··· Data in this exercise ···

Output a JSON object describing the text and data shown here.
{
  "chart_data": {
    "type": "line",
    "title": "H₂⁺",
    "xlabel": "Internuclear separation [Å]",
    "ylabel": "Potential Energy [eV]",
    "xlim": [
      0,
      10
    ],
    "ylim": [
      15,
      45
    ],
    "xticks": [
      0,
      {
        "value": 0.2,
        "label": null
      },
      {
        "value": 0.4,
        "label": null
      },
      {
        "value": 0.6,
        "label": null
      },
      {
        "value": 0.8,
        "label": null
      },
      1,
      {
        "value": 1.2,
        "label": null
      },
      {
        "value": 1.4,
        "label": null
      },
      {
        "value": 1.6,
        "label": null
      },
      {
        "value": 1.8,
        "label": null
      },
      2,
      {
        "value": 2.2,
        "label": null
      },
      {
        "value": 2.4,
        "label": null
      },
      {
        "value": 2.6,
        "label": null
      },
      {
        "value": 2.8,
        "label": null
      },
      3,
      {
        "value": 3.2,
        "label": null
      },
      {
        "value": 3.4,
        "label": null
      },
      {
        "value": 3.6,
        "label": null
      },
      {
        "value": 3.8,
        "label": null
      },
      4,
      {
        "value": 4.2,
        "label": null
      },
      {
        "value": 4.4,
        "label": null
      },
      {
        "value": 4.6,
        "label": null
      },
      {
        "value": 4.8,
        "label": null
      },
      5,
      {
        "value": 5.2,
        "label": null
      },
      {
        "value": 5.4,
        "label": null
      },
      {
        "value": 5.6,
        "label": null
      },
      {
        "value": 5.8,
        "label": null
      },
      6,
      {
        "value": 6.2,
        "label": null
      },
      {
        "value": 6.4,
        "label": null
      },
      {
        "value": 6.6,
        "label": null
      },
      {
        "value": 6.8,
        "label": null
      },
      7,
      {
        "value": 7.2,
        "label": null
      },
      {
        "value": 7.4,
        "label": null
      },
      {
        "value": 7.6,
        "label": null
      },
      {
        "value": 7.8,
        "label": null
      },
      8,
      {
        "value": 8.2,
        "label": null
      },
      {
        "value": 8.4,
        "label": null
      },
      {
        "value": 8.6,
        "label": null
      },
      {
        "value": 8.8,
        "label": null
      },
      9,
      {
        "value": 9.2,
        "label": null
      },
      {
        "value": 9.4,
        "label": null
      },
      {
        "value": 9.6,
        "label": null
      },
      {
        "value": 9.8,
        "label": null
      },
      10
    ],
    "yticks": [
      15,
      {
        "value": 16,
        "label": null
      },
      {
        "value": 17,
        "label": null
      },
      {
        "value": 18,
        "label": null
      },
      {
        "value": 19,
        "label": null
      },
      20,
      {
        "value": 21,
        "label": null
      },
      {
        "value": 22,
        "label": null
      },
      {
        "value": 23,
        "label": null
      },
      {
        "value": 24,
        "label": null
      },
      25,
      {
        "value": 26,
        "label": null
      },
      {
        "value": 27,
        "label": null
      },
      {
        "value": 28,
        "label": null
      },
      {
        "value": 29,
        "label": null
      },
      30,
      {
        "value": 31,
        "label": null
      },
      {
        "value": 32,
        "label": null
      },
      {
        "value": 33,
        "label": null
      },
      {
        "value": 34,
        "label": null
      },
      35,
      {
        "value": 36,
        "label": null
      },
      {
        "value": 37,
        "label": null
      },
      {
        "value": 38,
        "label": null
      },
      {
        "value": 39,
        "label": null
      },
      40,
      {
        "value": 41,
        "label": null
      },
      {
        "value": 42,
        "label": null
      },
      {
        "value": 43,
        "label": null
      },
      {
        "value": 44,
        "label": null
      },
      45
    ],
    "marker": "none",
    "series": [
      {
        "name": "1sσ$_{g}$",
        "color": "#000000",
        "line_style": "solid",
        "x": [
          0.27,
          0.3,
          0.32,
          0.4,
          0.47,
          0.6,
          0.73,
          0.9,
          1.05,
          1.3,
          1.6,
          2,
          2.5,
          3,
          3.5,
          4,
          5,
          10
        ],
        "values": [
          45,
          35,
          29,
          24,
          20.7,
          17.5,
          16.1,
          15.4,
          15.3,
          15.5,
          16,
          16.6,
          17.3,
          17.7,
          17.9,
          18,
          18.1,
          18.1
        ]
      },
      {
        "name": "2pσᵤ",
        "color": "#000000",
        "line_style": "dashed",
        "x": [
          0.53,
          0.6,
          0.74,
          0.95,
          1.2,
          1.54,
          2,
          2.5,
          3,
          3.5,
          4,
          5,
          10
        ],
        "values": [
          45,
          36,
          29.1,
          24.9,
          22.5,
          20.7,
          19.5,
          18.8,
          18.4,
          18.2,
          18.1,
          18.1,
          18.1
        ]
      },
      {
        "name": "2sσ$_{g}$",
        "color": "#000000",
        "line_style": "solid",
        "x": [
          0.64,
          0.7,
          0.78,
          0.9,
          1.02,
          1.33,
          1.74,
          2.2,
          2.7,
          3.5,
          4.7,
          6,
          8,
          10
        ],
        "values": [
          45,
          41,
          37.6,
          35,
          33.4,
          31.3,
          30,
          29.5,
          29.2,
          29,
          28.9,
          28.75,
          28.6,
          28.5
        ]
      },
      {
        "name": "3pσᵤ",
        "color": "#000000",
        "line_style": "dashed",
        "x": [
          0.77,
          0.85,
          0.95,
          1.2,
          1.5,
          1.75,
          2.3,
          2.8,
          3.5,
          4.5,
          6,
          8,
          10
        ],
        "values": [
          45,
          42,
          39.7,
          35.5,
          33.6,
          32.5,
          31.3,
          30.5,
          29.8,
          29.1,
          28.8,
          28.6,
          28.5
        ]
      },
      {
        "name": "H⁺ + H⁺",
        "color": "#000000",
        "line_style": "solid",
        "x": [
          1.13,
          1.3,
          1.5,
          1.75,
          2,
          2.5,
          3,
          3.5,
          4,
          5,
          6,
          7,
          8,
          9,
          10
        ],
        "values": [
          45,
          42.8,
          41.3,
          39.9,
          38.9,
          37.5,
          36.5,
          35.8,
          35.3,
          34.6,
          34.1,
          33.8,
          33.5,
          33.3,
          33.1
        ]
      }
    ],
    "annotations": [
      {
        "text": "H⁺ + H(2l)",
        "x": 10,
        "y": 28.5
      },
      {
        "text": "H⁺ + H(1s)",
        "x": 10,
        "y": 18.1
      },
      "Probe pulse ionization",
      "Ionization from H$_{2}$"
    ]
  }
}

···

__Directions for this task__
From the preceding material, extract every line exactly.

__Solution__
Output a JSON object describing the text and data shown here.
{
  "chart_data": {
    "type": "line",
    "title": "H₂⁺",
    "xlabel": "Internuclear separation [Å]",
    "ylabel": "Potential Energy [eV]",
    "xlim": [
      0,
      10
    ],
    "ylim": [
      15,
      45
    ],
    "xticks": [
      0,
      {
        "value": 0.2,
        "label": null
      },
      {
        "value": 0.4,
        "label": null
      },
      {
        "value": 0.6,
        "label": null
      },
      {
        "value": 0.8,
        "label": null
      },
      1,
      {
        "value": 1.2,
        "label": null
      },
      {
        "value": 1.4,
        "label": null
      },
      {
        "value": 1.6,
        "label": null
      },
      {
        "value": 1.8,
        "label": null
      },
      2,
      {
        "value": 2.2,
        "label": null
      },
      {
        "value": 2.4,
        "label": null
      },
      {
        "value": 2.6,
        "label": null
      },
      {
        "value": 2.8,
        "label": null
      },
      3,
      {
        "value": 3.2,
        "label": null
      },
      {
        "value": 3.4,
        "label": null
      },
      {
        "value": 3.6,
        "label": null
      },
      {
        "value": 3.8,
        "label": null
      },
      4,
      {
        "value": 4.2,
        "label": null
      },
      {
        "value": 4.4,
        "label": null
      },
      {
        "value": 4.6,
        "label": null
      },
      {
        "value": 4.8,
        "label": null
      },
      5,
      {
        "value": 5.2,
        "label": null
      },
      {
        "value": 5.4,
        "label": null
      },
      {
        "value": 5.6,
        "label": null
      },
      {
        "value": 5.8,
        "label": null
      },
      6,
      {
        "value": 6.2,
        "label": null
      },
      {
        "value": 6.4,
        "label": null
      },
      {
        "value": 6.6,
        "label": null
      },
      {
        "value": 6.8,
        "label": null
      },
      7,
      {
        "value": 7.2,
        "label": null
      },
      {
        "value": 7.4,
        "label": null
      },
      {
        "value": 7.6,
        "label": null
      },
      {
        "value": 7.8,
        "label": null
      },
      8,
      {
        "value": 8.2,
        "label": null
      },
      {
        "value": 8.4,
        "label": null
      },
      {
        "value": 8.6,
        "label": null
      },
      {
        "value": 8.8,
        "label": null
      },
      9,
      {
        "value": 9.2,
        "label": null
      },
      {
        "value": 9.4,
        "label": null
      },
      {
        "value": 9.6,
        "label": null
      },
      {
        "value": 9.8,
        "label": null
      },
      10
    ],
    "yticks": [
      15,
      {
        "value": 16,
        "label": null
      },
      {
        "value": 17,
        "label": null
      },
      {
        "value": 18,
        "label": null
      },
      {
        "value": 19,
        "label": null
      },
      20,
      {
        "value": 21,
        "label": null
      },
      {
        "value": 22,
        "label": null
      },
      {
        "value": 23,
        "label": null
      },
      {
        "value": 24,
        "label": null
      },
      25,
      {
        "value": 26,
        "label": null
      },
      {
        "value": 27,
        "label": null
      },
      {
        "value": 28,
        "label": null
      },
      {
        "value": 29,
        "label": null
      },
      30,
      {
        "value": 31,
        "label": null
      },
      {
        "value": 32,
        "label": null
      },
      {
        "value": 33,
        "label": null
      },
      {
        "value": 34,
        "label": null
      },
      35,
      {
        "value": 36,
        "label": null
      },
      {
        "value": 37,
        "label": null
      },
      {
        "value": 38,
        "label": null
      },
      {
        "value": 39,
        "label": null
      },
      40,
      {
        "value": 41,
        "label": null
      },
      {
        "value": 42,
        "label": null
      },
      {
        "value": 43,
        "label": null
      },
      {
        "value": 44,
        "label": null
      },
      45
    ],
    "marker": "none",
    "series": [
      {
        "name": "1sσ$_{g}$",
        "color": "#000000",
        "line_style": "solid",
        "x": [
          0.27,
          0.3,
          0.32,
          0.4,
          0.47,
          0.6,
          0.73,
          0.9,
          1.05,
          1.3,
          1.6,
          2,
          2.5,
          3,
          3.5,
          4,
          5,
          10
        ],
        "values": [
          45,
          35,
          29,
          24,
          20.7,
          17.5,
          16.1,
          15.4,
          15.3,
          15.5,
          16,
          16.6,
          17.3,
          17.7,
          17.9,
          18,
          18.1,
          18.1
        ]
      },
      {
        "name": "2pσᵤ",
        "color": "#000000",
        "line_style": "dashed",
        "x": [
          0.53,
          0.6,
          0.74,
          0.95,
          1.2,
          1.54,
          2,
          2.5,
          3,
          3.5,
          4,
          5,
          10
        ],
        "values": [
          45,
          36,
          29.1,
          24.9,
          22.5,
          20.7,
          19.5,
          18.8,
          18.4,
          18.2,
          18.1,
          18.1,
          18.1
        ]
      },
      {
        "name": "2sσ$_{g}$",
        "color": "#000000",
        "line_style": "solid",
        "x": [
          0.64,
          0.7,
          0.78,
          0.9,
          1.02,
          1.33,
          1.74,
          2.2,
          2.7,
          3.5,
          4.7,
          6,
          8,
          10
        ],
        "values": [
          45,
          41,
          37.6,
          35,
          33.4,
          31.3,
          30,
          29.5,
          29.2,
          29,
          28.9,
          28.75,
          28.6,
          28.5
        ]
      },
      {
        "name": "3pσᵤ",
        "color": "#000000",
        "line_style": "dashed",
        "x": [
          0.77,
          0.85,
          0.95,
          1.2,
          1.5,
          1.75,
          2.3,
          2.8,
          3.5,
          4.5,
          6,
          8,
          10
        ],
        "values": [
          45,
          42,
          39.7,
          35.5,
          33.6,
          32.5,
          31.3,
          30.5,
          29.8,
          29.1,
          28.8,
          28.6,
          28.5
        ]
      },
      {
        "name": "H⁺ + H⁺",
        "color": "#000000",
        "line_style": "solid",
        "x": [
          1.13,
          1.3,
          1.5,
          1.75,
          2,
          2.5,
          3,
          3.5,
          4,
          5,
          6,
          7,
          8,
          9,
          10
        ],
        "values": [
          45,
          42.8,
          41.3,
          39.9,
          38.9,
          37.5,
          36.5,
          35.8,
          35.3,
          34.6,
          34.1,
          33.8,
          33.5,
          33.3,
          33.1
        ]
      }
    ],
    "annotations": [
      {
        "text": "H⁺ + H(2l)",
        "x": 10,
        "y": 28.5
      },
      {
        "text": "H⁺ + H(1s)",
        "x": 10,
        "y": 18.1
      },
      "Probe pulse ionization",
      "Ionization from H$_{2}$"
    ]
  }
}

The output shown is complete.